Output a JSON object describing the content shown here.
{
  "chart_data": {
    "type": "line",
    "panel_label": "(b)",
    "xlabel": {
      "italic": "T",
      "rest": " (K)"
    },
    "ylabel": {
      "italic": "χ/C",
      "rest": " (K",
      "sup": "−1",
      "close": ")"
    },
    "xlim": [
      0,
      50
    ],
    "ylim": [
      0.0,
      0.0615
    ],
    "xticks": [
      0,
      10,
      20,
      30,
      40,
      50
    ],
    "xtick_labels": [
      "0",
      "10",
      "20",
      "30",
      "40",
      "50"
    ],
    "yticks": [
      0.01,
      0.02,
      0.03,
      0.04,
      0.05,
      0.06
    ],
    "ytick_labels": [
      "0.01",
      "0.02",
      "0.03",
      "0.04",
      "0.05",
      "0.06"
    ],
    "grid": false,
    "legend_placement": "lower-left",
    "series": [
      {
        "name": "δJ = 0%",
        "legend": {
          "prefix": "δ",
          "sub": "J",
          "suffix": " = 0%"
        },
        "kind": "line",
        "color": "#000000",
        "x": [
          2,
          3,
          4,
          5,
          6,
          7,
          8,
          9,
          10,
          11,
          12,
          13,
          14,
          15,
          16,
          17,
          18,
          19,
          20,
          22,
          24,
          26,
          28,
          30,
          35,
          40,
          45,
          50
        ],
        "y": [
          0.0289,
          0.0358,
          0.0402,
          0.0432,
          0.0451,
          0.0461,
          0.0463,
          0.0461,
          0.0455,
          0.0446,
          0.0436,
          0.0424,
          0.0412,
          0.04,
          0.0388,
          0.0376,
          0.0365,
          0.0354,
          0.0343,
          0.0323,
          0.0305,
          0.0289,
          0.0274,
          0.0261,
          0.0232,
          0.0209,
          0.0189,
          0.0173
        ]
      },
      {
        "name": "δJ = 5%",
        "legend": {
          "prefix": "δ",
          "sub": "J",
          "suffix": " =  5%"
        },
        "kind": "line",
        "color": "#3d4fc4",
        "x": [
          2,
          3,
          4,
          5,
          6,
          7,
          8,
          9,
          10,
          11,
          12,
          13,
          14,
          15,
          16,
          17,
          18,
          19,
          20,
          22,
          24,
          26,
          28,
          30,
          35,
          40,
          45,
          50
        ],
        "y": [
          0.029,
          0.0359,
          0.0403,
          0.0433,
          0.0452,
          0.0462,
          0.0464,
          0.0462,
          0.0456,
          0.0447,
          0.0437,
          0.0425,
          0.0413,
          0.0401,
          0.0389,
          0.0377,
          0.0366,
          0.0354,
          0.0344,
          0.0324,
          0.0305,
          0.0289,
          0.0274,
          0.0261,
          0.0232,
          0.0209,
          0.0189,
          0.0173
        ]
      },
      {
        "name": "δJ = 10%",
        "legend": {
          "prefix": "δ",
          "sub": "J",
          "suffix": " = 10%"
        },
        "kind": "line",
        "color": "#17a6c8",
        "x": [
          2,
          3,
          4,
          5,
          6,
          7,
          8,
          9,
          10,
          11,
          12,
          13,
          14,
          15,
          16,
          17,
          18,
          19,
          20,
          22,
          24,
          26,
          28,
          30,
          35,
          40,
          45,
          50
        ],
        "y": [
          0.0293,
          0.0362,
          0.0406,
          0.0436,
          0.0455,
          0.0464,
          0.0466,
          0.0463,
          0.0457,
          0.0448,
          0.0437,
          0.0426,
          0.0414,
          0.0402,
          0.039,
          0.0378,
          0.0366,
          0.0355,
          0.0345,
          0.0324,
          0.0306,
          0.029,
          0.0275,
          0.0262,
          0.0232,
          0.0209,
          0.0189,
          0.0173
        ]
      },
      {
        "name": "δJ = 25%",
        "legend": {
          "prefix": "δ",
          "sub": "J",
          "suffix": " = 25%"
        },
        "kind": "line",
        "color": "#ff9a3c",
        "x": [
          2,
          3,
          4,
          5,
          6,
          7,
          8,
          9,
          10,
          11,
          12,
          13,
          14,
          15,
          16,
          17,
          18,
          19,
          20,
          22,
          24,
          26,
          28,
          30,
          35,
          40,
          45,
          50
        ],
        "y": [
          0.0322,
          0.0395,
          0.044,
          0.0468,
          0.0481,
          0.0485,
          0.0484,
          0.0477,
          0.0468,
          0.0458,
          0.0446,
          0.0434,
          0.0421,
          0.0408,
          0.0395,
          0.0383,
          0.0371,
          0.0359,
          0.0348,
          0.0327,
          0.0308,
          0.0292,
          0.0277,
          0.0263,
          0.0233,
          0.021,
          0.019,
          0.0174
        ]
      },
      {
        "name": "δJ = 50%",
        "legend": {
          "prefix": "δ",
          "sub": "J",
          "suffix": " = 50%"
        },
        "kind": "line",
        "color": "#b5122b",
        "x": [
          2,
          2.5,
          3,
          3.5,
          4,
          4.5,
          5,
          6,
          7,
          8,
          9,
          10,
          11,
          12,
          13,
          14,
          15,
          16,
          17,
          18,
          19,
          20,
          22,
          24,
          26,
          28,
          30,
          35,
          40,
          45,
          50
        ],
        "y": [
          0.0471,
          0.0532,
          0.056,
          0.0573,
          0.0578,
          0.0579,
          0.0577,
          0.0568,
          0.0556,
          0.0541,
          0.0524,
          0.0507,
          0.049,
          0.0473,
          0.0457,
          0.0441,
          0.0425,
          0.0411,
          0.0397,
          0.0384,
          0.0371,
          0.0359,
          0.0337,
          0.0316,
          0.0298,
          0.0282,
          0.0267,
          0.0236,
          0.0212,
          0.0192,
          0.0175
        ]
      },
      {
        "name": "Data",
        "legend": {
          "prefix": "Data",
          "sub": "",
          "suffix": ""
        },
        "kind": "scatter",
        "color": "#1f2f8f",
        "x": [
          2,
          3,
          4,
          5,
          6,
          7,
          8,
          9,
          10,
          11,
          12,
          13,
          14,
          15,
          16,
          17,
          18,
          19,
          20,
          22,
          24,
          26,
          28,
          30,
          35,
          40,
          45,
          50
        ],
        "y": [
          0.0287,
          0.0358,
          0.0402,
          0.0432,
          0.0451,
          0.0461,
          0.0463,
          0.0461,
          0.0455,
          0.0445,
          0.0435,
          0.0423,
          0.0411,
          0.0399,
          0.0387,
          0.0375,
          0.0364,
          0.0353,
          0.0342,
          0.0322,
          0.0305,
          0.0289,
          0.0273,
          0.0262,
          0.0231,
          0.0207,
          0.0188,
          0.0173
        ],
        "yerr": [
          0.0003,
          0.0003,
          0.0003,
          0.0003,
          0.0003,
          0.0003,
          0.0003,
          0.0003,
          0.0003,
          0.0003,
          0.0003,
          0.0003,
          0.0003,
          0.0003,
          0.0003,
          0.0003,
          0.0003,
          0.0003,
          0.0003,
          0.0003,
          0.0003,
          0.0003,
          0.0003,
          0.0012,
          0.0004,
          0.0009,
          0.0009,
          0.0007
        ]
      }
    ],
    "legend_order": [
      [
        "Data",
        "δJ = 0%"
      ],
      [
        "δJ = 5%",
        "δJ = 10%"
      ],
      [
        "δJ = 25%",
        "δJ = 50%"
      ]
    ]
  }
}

_ _ _ _ _

List all lines above in which the string "name" appears.

=== Right answer ===
        "name": "δJ = 0%",
        "name": "δJ = 5%",
        "name": "δJ = 10%",
        "name": "δJ = 25%",
        "name": "δJ = 50%",
        "name": "Data",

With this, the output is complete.